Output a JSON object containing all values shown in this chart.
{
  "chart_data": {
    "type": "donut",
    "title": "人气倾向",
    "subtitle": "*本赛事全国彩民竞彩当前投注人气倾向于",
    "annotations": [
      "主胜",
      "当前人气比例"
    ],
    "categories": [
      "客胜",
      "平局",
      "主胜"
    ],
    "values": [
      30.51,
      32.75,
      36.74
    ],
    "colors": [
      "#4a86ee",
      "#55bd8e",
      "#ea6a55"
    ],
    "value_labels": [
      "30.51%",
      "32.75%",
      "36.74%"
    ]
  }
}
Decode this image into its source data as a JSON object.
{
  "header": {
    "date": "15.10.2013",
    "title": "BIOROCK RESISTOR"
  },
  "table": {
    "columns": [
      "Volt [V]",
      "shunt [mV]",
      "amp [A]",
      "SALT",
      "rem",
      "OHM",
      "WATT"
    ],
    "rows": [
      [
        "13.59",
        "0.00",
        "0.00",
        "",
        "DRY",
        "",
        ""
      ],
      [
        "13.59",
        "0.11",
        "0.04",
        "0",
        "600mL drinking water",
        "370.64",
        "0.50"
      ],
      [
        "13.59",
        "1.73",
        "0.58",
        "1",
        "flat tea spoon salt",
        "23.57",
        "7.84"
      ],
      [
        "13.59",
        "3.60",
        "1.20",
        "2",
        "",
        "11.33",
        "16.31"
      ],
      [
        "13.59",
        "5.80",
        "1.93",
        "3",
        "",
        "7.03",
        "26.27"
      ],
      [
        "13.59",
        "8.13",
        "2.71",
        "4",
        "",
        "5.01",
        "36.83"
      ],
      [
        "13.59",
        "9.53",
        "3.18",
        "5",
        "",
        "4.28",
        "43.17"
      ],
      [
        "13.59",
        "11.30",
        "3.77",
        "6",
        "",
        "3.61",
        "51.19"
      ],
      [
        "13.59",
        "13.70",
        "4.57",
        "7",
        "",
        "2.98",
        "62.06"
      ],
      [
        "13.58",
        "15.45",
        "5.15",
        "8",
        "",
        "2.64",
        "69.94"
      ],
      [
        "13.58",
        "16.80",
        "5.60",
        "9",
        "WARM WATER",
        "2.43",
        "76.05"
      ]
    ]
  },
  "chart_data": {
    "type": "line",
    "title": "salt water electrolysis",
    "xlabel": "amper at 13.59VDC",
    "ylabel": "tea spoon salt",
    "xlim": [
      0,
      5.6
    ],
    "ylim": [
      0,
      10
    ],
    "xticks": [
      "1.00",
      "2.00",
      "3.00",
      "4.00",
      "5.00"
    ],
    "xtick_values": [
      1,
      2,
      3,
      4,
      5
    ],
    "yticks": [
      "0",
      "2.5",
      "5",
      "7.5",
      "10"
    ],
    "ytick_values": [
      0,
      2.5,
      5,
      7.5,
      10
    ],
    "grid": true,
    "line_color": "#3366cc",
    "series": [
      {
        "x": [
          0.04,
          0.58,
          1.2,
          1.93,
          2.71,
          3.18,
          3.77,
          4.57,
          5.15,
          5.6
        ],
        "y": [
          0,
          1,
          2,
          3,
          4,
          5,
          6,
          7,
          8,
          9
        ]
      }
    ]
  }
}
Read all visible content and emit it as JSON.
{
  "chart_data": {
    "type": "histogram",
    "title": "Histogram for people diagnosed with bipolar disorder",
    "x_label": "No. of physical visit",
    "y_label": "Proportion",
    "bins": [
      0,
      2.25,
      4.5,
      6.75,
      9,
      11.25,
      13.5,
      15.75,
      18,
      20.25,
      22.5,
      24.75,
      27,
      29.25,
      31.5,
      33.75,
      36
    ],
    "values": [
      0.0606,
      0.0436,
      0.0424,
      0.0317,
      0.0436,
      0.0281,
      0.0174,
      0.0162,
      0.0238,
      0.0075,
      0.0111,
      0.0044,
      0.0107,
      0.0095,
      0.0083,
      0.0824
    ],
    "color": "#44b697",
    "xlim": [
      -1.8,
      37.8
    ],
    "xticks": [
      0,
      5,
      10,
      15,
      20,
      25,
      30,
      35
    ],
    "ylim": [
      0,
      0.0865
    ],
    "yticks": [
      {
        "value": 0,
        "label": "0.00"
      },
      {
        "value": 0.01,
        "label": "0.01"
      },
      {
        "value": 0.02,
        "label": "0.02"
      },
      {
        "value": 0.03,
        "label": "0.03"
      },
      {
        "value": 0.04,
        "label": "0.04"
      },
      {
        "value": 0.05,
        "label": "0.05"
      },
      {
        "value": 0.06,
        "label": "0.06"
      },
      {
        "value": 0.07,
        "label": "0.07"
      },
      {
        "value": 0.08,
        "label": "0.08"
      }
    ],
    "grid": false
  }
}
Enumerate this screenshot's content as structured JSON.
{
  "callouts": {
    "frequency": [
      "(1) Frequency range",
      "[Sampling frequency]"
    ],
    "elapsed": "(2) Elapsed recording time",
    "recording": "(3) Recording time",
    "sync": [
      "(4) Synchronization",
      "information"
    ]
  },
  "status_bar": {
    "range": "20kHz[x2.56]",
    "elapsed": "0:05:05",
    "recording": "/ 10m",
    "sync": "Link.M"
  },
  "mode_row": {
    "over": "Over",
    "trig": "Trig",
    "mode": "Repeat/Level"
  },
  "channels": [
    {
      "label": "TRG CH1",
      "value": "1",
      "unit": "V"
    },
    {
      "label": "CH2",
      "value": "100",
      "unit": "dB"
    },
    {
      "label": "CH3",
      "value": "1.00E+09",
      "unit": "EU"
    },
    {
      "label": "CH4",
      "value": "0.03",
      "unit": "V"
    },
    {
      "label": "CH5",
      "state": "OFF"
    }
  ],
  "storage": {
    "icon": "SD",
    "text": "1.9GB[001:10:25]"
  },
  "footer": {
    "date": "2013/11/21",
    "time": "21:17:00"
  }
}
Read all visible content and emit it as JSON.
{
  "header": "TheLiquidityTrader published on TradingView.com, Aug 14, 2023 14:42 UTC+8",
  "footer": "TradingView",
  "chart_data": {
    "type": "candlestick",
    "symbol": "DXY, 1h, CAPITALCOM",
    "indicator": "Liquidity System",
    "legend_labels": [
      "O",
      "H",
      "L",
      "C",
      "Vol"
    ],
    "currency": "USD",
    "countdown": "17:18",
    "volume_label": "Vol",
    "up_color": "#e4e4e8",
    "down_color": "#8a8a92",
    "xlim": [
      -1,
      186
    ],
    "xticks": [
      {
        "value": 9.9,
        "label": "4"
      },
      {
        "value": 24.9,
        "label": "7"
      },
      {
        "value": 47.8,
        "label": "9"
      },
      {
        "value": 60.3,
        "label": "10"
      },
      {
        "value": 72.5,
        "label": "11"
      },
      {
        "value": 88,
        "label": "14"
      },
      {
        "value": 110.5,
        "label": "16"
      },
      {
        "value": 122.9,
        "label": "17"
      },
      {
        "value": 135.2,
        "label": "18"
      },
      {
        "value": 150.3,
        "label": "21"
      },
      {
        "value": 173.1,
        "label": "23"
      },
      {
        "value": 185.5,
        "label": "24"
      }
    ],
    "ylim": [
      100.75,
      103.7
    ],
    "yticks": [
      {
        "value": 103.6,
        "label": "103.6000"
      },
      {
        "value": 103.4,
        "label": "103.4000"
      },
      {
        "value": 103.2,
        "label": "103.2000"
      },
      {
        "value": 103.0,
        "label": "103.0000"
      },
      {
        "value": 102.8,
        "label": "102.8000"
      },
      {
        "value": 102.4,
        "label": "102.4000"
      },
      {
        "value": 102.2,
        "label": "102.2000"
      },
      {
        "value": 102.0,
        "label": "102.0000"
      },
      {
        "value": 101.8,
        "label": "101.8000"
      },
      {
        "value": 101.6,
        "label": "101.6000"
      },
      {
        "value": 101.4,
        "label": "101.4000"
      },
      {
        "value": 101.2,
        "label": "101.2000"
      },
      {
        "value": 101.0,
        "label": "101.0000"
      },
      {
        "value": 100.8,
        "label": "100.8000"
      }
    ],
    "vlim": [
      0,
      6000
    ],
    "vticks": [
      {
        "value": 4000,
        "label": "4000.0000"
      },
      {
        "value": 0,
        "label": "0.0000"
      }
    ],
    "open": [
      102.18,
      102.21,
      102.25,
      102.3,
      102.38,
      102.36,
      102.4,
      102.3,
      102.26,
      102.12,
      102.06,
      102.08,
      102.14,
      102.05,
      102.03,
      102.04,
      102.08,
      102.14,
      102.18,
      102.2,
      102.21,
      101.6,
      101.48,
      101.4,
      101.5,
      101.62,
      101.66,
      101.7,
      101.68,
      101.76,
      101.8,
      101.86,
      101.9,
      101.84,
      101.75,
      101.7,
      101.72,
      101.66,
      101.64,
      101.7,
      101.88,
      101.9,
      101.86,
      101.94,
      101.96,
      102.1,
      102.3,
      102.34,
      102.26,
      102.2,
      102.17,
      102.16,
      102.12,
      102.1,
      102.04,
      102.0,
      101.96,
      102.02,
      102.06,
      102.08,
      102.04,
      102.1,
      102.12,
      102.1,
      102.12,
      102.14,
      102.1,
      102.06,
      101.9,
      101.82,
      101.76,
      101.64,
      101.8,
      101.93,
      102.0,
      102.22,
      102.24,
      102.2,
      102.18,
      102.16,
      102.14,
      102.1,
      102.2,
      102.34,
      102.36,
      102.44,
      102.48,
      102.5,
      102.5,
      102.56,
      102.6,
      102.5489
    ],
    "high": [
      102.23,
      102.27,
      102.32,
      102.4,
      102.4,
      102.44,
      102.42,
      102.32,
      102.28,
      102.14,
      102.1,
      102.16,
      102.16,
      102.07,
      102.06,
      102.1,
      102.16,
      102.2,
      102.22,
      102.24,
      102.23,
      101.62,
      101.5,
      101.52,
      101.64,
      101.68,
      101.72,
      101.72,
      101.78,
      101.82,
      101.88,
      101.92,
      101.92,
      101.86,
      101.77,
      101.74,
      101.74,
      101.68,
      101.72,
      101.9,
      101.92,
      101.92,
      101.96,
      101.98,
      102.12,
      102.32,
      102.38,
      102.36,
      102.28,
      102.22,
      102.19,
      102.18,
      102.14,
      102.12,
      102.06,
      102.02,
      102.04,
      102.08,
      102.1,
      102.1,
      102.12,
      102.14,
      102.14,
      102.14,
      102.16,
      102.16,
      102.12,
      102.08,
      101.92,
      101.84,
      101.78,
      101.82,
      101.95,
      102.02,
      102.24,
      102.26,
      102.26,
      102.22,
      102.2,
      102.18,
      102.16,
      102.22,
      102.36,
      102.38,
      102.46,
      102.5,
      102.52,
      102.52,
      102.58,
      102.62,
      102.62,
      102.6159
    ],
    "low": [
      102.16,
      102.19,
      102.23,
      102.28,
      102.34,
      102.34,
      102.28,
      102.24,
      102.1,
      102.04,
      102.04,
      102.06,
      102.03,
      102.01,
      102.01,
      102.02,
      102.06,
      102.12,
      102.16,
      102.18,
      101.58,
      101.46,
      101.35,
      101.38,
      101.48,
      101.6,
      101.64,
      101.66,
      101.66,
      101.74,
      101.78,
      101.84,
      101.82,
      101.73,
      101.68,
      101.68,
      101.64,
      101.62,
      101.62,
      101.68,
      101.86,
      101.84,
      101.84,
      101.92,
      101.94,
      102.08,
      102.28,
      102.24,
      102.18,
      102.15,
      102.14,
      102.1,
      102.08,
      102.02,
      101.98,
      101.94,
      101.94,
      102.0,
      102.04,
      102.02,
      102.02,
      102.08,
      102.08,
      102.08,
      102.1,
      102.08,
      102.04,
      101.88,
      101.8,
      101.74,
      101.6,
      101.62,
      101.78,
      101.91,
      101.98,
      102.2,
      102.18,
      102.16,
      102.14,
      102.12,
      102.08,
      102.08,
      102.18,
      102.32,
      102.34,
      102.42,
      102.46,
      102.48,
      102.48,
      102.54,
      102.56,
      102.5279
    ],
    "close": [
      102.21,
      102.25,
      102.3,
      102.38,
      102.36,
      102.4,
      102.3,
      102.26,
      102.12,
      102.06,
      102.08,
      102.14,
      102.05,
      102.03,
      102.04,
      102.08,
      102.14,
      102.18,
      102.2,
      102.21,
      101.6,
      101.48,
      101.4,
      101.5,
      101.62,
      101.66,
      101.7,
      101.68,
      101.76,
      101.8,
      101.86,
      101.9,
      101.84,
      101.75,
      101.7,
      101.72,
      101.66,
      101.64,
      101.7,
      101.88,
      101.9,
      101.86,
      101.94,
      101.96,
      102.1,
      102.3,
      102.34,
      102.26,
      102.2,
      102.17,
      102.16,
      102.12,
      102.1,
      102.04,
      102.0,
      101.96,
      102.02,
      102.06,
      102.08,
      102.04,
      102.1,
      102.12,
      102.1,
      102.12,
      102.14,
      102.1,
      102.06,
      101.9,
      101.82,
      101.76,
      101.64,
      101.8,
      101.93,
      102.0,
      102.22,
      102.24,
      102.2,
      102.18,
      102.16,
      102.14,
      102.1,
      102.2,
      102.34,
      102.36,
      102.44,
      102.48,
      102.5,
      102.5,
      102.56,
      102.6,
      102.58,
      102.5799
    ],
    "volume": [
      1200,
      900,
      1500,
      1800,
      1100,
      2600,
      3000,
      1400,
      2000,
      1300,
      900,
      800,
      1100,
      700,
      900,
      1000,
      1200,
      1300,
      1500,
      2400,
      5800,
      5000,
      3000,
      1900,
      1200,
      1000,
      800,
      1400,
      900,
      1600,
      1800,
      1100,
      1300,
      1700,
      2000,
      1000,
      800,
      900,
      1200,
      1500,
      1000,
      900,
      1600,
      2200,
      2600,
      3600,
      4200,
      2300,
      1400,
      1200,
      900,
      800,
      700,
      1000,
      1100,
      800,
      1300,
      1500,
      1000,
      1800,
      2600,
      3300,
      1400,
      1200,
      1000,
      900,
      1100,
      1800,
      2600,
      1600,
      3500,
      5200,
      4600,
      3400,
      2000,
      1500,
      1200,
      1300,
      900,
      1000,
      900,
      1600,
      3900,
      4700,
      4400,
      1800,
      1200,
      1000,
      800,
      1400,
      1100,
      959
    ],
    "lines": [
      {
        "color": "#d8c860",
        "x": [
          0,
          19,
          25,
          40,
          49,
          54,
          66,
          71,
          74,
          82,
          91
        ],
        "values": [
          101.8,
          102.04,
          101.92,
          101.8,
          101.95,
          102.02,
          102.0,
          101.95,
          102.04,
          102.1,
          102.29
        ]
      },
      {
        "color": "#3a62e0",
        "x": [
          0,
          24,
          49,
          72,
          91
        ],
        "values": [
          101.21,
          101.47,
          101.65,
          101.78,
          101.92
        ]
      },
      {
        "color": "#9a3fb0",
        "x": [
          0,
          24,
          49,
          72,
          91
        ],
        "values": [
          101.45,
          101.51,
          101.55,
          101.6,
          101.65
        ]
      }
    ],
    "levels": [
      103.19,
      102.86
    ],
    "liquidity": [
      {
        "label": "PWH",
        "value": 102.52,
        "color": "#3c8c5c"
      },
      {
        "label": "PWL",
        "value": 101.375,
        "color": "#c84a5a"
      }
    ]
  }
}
=-=-=
#### SHORT EXERCISE
State how many lines of the listing include the word "type". Reply with the number alone.

#### RIGHT ANSWER
4